[WHAT TO DO]
Which lines in the records below contain the word "coordinate"? Copy each one out.
►
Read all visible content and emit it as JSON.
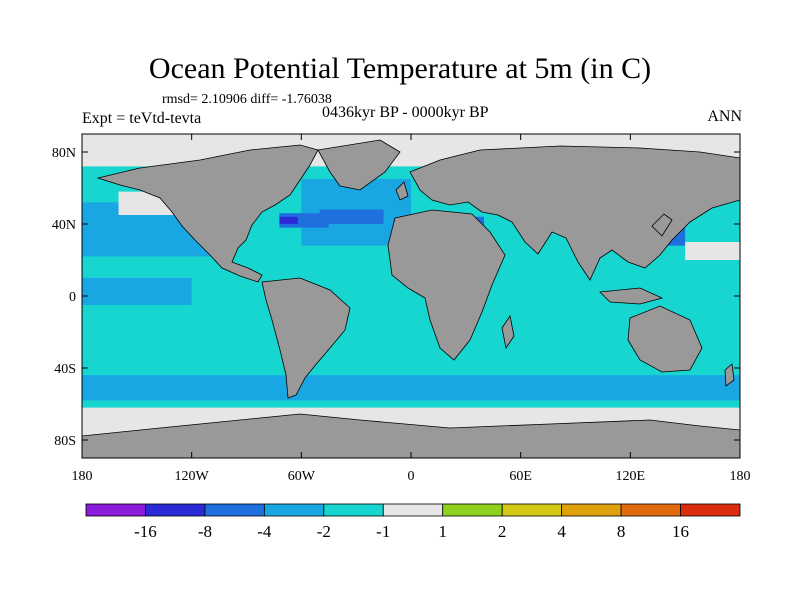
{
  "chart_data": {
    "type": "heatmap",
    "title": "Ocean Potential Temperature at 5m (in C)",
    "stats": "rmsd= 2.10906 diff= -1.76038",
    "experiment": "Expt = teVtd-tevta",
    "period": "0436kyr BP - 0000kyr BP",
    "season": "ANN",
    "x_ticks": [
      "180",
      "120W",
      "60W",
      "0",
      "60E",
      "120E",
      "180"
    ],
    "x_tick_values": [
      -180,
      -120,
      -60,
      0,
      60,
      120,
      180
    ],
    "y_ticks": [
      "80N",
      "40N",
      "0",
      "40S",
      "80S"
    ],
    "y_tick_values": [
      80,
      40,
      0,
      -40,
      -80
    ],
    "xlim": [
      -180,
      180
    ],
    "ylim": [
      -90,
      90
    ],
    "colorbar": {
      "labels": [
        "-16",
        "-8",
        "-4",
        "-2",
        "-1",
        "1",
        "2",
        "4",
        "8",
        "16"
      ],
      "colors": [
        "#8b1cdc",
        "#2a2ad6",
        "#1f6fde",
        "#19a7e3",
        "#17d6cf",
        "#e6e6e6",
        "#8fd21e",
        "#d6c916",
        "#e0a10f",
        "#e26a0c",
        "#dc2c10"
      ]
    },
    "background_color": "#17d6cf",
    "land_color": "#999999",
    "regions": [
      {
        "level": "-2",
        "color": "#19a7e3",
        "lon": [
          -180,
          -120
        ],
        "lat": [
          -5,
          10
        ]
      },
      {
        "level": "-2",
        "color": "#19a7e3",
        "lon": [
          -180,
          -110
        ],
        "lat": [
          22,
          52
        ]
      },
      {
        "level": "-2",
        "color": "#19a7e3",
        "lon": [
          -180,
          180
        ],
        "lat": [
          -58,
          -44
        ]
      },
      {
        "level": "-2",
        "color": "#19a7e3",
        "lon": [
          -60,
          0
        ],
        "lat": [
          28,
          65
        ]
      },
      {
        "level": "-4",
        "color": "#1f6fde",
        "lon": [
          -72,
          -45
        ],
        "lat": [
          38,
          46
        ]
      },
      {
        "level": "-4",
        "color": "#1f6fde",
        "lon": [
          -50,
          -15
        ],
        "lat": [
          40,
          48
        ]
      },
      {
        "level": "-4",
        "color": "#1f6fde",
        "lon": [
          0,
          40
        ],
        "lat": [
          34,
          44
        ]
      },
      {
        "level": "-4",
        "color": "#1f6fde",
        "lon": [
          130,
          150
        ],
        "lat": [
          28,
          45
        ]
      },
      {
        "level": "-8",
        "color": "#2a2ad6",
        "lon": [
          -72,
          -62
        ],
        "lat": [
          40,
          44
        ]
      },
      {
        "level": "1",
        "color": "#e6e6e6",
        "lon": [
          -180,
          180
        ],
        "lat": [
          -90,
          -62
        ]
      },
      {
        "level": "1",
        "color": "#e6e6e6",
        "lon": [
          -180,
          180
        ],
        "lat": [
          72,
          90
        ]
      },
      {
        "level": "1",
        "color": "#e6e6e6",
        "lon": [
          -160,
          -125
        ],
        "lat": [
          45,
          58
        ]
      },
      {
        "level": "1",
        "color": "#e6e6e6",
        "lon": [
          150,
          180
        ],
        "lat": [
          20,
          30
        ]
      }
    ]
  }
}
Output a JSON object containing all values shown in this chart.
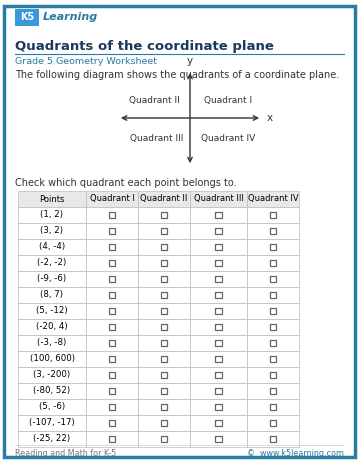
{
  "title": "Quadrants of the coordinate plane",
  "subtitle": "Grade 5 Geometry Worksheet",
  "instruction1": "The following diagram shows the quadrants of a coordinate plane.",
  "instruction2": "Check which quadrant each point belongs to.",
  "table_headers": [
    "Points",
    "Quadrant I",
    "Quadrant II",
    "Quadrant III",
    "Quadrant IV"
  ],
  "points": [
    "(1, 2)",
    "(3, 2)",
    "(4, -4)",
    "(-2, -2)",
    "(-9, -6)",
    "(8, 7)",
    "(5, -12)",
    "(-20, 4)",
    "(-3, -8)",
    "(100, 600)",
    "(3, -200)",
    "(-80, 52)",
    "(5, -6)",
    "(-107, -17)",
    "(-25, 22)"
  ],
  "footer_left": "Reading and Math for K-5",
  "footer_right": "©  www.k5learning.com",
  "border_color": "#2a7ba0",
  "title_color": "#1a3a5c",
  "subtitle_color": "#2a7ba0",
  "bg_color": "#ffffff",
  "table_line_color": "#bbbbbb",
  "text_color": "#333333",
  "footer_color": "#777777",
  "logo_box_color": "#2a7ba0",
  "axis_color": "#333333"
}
◄
[THE RESPONSE]
  "title": "Quadrants of the coordinate plane",
  "instruction1": "The following diagram shows the quadrants of a coordinate plane.",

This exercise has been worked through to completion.